• Required work:
Copy each line in which the string "fjernlys" occurs.

[Recorded data]
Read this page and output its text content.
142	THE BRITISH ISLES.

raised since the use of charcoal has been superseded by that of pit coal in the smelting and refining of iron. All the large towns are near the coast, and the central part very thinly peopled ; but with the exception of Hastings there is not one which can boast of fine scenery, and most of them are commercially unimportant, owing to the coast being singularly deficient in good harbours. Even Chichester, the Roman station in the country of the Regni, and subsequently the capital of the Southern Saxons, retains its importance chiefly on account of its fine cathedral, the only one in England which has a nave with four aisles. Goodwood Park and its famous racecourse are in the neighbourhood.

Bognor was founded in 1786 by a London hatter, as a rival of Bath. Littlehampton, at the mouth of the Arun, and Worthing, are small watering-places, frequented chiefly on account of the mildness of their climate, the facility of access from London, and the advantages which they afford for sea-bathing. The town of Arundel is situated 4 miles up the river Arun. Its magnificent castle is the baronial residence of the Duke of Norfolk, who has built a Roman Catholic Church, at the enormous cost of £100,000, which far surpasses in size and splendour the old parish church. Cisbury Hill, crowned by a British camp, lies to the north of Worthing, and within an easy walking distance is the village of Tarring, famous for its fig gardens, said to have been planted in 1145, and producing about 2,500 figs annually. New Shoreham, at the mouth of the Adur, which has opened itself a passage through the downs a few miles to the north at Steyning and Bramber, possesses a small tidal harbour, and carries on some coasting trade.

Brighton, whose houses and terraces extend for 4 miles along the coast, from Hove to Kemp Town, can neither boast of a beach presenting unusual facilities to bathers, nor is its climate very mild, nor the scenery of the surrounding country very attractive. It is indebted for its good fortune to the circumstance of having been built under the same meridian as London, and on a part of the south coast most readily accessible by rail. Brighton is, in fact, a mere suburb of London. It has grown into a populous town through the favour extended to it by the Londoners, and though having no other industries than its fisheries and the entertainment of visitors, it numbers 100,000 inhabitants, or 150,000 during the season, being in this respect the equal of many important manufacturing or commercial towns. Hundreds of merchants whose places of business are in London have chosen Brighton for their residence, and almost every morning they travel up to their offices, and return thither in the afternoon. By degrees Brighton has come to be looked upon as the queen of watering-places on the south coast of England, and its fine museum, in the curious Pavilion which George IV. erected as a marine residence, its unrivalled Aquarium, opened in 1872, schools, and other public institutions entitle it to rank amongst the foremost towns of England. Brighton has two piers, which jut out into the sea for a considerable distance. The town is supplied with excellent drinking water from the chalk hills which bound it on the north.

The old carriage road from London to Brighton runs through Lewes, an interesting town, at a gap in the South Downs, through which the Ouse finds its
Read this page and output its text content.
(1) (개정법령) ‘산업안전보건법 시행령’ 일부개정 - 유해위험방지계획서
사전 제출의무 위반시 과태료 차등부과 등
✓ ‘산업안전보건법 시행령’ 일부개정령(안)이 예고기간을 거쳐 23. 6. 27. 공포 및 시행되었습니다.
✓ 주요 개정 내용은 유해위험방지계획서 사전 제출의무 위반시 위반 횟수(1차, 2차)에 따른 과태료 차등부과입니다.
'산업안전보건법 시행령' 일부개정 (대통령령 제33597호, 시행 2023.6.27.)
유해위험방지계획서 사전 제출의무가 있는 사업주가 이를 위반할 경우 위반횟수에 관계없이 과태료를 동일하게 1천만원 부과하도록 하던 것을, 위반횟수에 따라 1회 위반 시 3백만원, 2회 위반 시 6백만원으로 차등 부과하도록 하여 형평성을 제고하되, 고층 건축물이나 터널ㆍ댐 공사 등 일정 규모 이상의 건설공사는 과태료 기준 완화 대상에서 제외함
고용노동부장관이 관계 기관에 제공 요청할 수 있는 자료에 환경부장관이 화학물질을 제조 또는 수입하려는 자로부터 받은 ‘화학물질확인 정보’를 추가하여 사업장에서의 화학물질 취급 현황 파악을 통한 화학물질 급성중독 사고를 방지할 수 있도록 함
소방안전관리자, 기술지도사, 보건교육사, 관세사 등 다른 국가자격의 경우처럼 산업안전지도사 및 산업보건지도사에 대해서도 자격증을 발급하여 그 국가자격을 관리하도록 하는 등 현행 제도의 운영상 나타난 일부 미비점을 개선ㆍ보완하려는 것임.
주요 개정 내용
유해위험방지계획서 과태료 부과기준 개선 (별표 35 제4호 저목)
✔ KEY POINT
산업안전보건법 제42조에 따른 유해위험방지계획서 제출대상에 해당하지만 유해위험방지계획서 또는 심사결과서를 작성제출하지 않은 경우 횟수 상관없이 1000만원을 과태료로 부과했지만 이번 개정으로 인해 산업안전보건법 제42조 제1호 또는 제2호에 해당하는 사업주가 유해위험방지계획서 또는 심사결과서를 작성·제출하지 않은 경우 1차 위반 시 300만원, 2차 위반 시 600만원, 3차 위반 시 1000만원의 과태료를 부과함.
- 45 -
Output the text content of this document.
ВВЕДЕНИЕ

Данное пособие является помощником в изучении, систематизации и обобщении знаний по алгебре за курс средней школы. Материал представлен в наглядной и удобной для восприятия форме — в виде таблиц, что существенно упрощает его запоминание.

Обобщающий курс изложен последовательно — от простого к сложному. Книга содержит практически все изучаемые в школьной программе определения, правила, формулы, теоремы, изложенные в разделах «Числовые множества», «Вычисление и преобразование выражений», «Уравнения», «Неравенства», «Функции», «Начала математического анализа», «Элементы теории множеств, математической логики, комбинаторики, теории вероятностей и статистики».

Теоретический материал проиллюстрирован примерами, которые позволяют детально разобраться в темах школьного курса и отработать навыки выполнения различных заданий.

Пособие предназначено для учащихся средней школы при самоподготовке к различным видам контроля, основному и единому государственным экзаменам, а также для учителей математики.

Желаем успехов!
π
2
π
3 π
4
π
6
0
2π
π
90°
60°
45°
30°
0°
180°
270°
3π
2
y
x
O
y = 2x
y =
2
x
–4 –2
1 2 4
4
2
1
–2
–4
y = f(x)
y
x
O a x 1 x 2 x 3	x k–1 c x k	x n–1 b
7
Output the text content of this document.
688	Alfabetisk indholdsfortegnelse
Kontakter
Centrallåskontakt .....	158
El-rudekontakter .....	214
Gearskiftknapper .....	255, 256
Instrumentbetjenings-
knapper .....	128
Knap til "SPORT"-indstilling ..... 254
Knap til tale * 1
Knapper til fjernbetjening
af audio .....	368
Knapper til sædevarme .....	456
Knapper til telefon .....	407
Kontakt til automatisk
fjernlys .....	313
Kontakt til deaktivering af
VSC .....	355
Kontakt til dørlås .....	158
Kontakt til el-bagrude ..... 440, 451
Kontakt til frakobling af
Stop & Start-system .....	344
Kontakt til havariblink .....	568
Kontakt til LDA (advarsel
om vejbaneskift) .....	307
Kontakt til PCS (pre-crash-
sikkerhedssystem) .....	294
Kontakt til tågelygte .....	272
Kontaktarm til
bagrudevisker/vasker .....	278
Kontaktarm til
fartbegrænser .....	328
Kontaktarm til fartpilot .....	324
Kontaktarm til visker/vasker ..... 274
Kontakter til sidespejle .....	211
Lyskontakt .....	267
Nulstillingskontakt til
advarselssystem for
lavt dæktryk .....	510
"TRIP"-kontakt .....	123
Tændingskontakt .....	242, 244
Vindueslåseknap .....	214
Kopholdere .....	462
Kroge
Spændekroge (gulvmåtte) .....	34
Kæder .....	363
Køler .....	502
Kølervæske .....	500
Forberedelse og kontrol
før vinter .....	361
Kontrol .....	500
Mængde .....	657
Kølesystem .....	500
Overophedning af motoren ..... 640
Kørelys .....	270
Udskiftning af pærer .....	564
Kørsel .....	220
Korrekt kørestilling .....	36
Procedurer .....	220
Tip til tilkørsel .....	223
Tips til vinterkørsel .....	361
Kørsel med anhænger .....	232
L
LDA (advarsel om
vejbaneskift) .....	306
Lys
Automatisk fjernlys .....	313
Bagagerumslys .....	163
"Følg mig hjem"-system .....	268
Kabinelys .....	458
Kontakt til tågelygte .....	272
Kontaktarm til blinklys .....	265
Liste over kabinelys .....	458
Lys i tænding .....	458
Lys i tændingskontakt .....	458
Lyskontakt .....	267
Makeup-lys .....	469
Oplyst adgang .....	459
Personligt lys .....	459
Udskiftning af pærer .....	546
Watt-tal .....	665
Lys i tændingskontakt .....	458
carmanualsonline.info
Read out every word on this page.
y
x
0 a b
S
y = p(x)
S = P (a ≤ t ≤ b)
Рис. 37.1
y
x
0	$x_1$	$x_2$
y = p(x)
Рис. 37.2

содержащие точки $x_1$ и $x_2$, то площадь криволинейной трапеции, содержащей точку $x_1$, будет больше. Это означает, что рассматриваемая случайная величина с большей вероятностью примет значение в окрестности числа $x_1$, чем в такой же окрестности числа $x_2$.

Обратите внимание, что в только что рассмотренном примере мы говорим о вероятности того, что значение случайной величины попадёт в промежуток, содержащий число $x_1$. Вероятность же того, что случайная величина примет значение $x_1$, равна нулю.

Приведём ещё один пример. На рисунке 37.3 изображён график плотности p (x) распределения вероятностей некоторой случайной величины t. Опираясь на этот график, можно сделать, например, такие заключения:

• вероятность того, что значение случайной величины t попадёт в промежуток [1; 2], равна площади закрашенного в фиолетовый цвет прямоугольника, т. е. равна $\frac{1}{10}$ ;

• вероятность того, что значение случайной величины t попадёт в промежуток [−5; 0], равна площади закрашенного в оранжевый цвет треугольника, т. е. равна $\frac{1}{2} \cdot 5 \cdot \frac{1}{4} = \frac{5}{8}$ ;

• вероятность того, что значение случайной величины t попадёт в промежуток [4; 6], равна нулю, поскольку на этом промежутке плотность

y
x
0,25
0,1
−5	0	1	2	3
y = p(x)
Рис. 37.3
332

• Response:
fjernlys .....	313
Automatisk fjernlys .....	313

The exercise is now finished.